== Stored records ==
··········
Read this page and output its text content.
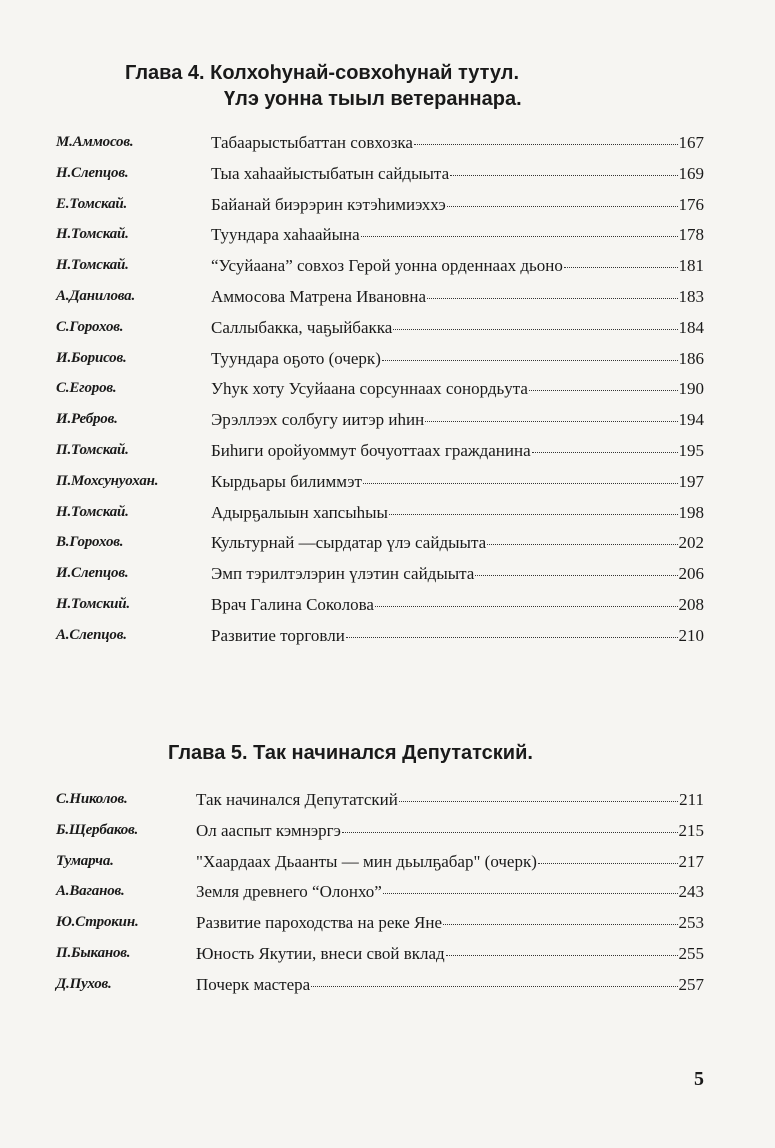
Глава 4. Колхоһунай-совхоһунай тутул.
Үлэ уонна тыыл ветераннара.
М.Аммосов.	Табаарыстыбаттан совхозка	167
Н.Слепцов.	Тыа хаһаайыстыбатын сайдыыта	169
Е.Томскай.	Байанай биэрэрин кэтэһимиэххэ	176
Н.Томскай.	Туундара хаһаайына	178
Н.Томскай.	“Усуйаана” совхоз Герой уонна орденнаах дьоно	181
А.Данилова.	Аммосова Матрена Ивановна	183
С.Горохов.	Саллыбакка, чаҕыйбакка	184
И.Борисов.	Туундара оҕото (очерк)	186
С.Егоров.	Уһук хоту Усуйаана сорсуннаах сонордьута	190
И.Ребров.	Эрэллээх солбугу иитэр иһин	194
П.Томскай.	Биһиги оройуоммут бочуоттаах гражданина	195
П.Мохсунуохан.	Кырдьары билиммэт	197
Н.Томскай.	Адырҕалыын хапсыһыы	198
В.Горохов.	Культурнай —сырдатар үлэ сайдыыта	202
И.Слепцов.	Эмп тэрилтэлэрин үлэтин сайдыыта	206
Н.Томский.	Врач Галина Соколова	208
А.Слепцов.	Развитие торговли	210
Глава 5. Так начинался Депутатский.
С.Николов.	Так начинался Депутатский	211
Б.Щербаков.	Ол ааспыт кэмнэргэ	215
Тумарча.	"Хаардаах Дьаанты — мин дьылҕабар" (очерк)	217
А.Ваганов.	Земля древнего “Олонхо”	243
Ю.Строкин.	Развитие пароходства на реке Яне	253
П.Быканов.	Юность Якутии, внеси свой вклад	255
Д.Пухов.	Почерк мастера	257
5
··········
== THE REQUEST ==
Work out how many lines in the records above hold the string "Глава", then give only that count.

== THE SOLUTION ==
2